> DATA ROWS:
◇ ◇ ◇ ◇

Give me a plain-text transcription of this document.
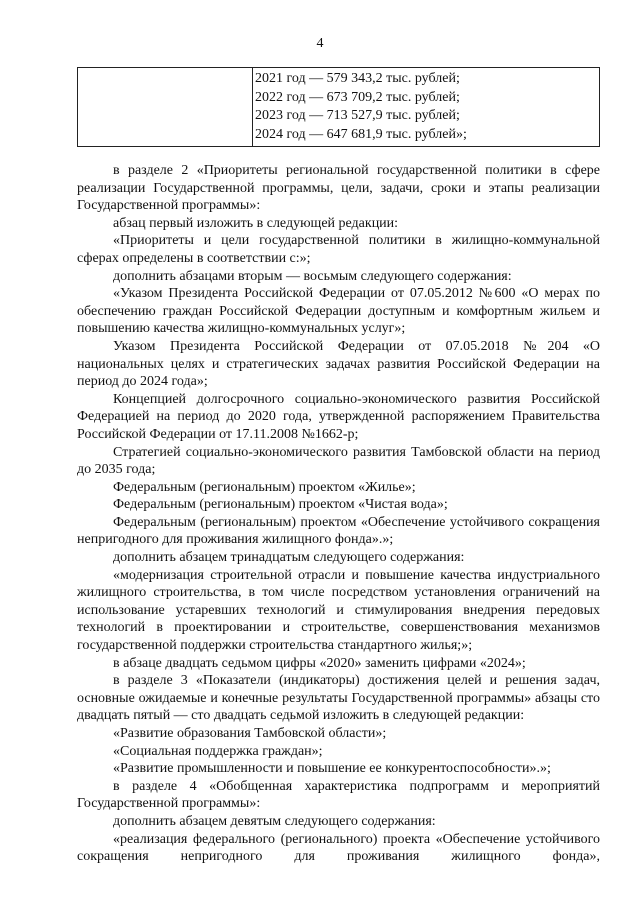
4

2021 год — 579 343,2 тыс. рублей;
2022 год — 673 709,2 тыс. рублей;
2023 год — 713 527,9 тыс. рублей;
2024 год — 647 681,9 тыс. рублей»;

в разделе 2 «Приоритеты региональной государственной политики в сфере реализации Государственной программы, цели, задачи, сроки и этапы реализации Государственной программы»:

абзац первый изложить в следующей редакции:

«Приоритеты и цели государственной политики в жилищно-коммунальной сферах определены в соответствии с:»;

дополнить абзацами вторым — восьмым следующего содержания:

«Указом Президента Российской Федерации от 07.05.2012 №600 «О мерах по обеспечению граждан Российской Федерации доступным и комфортным жильем и повышению качества жилищно-коммунальных услуг»;

Указом Президента Российской Федерации от 07.05.2018 №204 «О национальных целях и стратегических задачах развития Российской Федерации на период до 2024 года»;

Концепцией долгосрочного социально-экономического развития Российской Федерацией на период до 2020 года, утвержденной распоряжением Правительства Российской Федерации от 17.11.2008 №1662-р;

Стратегией социально-экономического развития Тамбовской области на период до 2035 года;

Федеральным (региональным) проектом «Жилье»;

Федеральным (региональным) проектом «Чистая вода»;

Федеральным (региональным) проектом «Обеспечение устойчивого сокращения непригодного для проживания жилищного фонда».»;

дополнить абзацем тринадцатым следующего содержания:

«модернизация строительной отрасли и повышение качества индустриального жилищного строительства, в том числе посредством установления ограничений на использование устаревших технологий и стимулирования внедрения передовых технологий в проектировании и строительстве, совершенствования механизмов государственной поддержки строительства стандартного жилья;»;

в абзаце двадцать седьмом цифры «2020» заменить цифрами «2024»;

в разделе 3 «Показатели (индикаторы) достижения целей и решения задач, основные ожидаемые и конечные результаты Государственной программы» абзацы сто двадцать пятый — сто двадцать седьмой изложить в следующей редакции:

«Развитие образования Тамбовской области»;

«Социальная поддержка граждан»;

«Развитие промышленности и повышение ее конкурентоспособности».»;

в разделе 4 «Обобщенная характеристика подпрограмм и мероприятий Государственной программы»:

дополнить абзацем девятым следующего содержания:

«реализация федерального (регионального) проекта «Обеспечение устойчивого сокращения непригодного для проживания жилищного фонда»,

◇ ◇ ◇ ◇

Copy each line from the data above that includes "Федеральным".

> FINISHED TASK:
Федеральным (региональным) проектом «Жилье»;
Федеральным (региональным) проектом «Чистая вода»;
Федеральным (региональным) проектом «Обеспечение устойчивого сокращения непригодного для проживания жилищного фонда».»;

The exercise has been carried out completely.